Job: Scan the data. Collect each line that contains the word "trycka".

Dataset rows:
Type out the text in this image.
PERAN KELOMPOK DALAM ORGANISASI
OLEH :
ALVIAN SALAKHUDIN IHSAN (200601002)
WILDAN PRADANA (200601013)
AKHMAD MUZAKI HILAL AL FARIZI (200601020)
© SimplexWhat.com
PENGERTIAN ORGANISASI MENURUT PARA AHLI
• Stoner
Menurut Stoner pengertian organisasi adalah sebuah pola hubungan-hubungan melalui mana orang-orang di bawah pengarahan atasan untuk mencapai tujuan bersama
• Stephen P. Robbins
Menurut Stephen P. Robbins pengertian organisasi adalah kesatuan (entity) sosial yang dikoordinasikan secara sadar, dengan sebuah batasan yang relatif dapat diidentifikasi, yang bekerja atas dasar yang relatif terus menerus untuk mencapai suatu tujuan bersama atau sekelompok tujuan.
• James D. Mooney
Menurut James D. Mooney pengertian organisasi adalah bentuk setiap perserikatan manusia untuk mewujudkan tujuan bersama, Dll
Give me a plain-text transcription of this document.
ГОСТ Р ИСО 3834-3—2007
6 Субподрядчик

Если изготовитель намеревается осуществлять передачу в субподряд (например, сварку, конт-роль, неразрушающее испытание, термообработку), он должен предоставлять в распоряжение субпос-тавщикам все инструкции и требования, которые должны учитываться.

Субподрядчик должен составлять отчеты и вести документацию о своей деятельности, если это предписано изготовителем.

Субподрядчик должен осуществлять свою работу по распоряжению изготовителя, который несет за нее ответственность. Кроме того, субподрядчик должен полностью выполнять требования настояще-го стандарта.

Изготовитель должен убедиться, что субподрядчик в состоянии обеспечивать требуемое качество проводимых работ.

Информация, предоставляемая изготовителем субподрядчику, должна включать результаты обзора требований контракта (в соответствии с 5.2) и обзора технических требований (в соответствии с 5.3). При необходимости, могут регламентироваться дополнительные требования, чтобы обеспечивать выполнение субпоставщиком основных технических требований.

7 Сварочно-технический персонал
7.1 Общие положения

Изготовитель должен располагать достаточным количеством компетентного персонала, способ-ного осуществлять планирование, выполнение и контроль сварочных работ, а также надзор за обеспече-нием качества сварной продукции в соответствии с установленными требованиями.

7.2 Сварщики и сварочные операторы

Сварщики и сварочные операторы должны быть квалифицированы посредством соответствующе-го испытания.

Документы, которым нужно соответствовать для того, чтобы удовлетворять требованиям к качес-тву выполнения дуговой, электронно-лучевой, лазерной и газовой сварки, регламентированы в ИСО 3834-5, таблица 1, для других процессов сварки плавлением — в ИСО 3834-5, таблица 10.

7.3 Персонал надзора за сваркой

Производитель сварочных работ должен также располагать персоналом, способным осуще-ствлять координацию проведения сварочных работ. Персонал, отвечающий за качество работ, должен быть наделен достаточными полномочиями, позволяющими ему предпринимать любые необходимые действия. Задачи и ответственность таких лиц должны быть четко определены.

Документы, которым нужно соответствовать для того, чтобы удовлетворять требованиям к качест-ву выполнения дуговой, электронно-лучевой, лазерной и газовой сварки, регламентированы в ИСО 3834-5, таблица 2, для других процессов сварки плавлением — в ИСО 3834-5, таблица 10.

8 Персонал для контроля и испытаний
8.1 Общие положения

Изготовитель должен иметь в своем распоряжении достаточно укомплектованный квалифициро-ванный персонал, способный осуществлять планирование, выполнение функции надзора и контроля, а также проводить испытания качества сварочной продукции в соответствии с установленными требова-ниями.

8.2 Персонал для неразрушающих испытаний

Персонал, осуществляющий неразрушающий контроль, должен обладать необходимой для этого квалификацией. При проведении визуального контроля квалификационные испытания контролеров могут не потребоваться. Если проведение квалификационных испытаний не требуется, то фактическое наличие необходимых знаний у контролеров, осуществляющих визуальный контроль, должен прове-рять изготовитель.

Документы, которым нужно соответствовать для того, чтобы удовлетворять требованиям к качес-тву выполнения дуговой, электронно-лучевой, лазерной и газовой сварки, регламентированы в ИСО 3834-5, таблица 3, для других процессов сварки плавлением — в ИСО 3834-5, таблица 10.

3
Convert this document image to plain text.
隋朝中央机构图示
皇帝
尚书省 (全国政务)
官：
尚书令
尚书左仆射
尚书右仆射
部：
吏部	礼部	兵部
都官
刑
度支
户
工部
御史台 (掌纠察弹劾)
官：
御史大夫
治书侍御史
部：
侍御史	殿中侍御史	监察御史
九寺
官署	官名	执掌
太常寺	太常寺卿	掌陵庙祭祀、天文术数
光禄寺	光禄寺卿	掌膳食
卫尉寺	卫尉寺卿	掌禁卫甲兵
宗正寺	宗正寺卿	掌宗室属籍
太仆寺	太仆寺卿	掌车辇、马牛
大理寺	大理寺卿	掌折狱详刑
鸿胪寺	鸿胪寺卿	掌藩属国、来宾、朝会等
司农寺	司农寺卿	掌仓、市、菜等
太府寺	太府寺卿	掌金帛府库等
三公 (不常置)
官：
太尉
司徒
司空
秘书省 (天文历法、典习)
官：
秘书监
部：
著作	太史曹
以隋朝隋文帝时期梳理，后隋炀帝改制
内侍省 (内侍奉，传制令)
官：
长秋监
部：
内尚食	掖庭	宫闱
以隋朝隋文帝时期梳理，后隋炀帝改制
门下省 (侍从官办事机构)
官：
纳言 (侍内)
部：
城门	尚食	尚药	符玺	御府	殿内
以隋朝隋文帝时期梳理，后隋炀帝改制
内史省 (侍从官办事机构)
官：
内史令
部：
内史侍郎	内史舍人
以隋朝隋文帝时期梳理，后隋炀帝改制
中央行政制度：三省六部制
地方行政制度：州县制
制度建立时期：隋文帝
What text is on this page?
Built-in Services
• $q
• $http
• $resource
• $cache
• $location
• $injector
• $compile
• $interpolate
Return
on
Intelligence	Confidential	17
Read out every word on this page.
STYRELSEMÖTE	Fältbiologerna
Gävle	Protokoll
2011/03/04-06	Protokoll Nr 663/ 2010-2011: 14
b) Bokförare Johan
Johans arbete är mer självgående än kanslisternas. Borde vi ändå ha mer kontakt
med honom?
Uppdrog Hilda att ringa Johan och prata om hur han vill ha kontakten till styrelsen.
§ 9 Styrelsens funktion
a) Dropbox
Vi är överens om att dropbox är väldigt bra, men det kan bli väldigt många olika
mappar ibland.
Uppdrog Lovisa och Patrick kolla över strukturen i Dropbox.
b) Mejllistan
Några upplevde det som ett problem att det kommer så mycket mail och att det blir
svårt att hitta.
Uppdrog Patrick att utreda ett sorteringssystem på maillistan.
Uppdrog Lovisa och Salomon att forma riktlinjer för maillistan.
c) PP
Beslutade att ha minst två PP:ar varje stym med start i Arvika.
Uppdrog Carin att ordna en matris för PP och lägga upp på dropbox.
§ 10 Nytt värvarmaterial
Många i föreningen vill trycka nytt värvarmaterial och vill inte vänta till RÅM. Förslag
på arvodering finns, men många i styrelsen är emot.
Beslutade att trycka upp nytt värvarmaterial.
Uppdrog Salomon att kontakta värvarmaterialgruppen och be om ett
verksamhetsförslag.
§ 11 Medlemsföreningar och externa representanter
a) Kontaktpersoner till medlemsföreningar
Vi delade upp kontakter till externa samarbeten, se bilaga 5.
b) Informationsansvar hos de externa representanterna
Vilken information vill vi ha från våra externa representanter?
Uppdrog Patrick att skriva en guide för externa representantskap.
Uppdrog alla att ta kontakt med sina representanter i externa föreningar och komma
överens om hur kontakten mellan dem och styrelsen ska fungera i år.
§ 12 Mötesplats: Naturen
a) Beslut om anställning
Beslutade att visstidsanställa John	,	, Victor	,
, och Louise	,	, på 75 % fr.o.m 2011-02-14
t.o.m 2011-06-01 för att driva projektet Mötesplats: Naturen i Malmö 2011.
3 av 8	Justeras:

Exercise output:
Många i föreningen vill trycka nytt värvarmaterial och vill inte vänta till RÅM. Förslag
Beslutade att trycka upp nytt värvarmaterial.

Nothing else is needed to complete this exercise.